Using the data below, tally the lines that include the string "color". Only the number is wanted.

======== Data for this task ========

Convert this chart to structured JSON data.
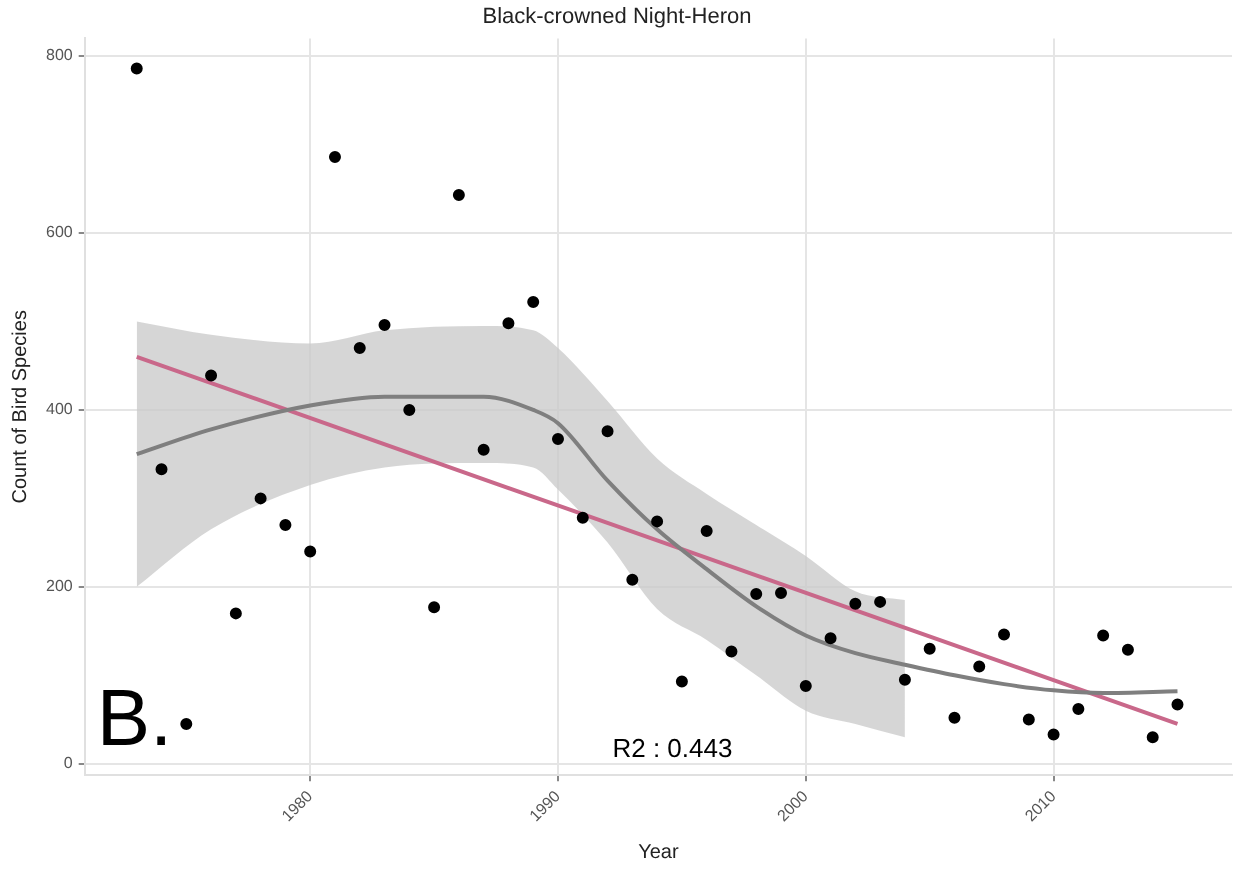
{
  "chart_data": {
    "type": "scatter",
    "title": "Black-crowned Night-Heron",
    "xlabel": "Year",
    "ylabel": "Count of Bird Species",
    "xlim": [
      1970.9,
      2017.2
    ],
    "xticks": [
      1980,
      1990,
      2000,
      2010
    ],
    "ylim": [
      -13,
      820
    ],
    "yticks": [
      0,
      200,
      400,
      600,
      800
    ],
    "grid": true,
    "legend": false,
    "annotations": [
      "B.",
      "R2 : 0.443"
    ],
    "series": [
      {
        "color": "#000000",
        "marker": "circle",
        "x": [
          1973,
          1974,
          1975,
          1976,
          1977,
          1978,
          1979,
          1980,
          1981,
          1982,
          1983,
          1984,
          1985,
          1986,
          1987,
          1988,
          1989,
          1990,
          1991,
          1992,
          1993,
          1994,
          1995,
          1996,
          1997,
          1998,
          1999,
          2000,
          2001,
          2002,
          2003,
          2004,
          2005,
          2006,
          2007,
          2008,
          2009,
          2010,
          2011,
          2012,
          2013,
          2014,
          2015
        ],
        "values": [
          786,
          333,
          45,
          439,
          170,
          300,
          270,
          240,
          686,
          470,
          496,
          400,
          177,
          643,
          355,
          498,
          522,
          367,
          278,
          376,
          208,
          274,
          93,
          263,
          127,
          192,
          193,
          88,
          142,
          181,
          183,
          95,
          130,
          52,
          110,
          146,
          50,
          33,
          62,
          145,
          129,
          30,
          67
        ]
      },
      {
        "type": "line",
        "color": "#7f7f7f",
        "marker": "none",
        "x": [
          1973,
          1976,
          1980,
          1983,
          1987,
          1989,
          1990,
          1992,
          1994,
          1996,
          1998,
          2000,
          2002,
          2004,
          2006,
          2008,
          2010,
          2012,
          2015
        ],
        "values": [
          350,
          378,
          405,
          415,
          415,
          400,
          385,
          320,
          265,
          220,
          178,
          145,
          125,
          112,
          100,
          90,
          83,
          80,
          82
        ],
        "lower": [
          200,
          265,
          315,
          335,
          340,
          335,
          310,
          250,
          175,
          140,
          100,
          60,
          45,
          30,
          null,
          null,
          null,
          null,
          null
        ],
        "upper": [
          500,
          485,
          475,
          490,
          495,
          490,
          470,
          410,
          345,
          305,
          270,
          235,
          195,
          185,
          null,
          null,
          null,
          null,
          null
        ]
      },
      {
        "type": "line",
        "color": "#c9688a",
        "marker": "none",
        "x": [
          1973,
          2015
        ],
        "values": [
          460,
          45
        ]
      }
    ]
  }
}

========

# Output below
3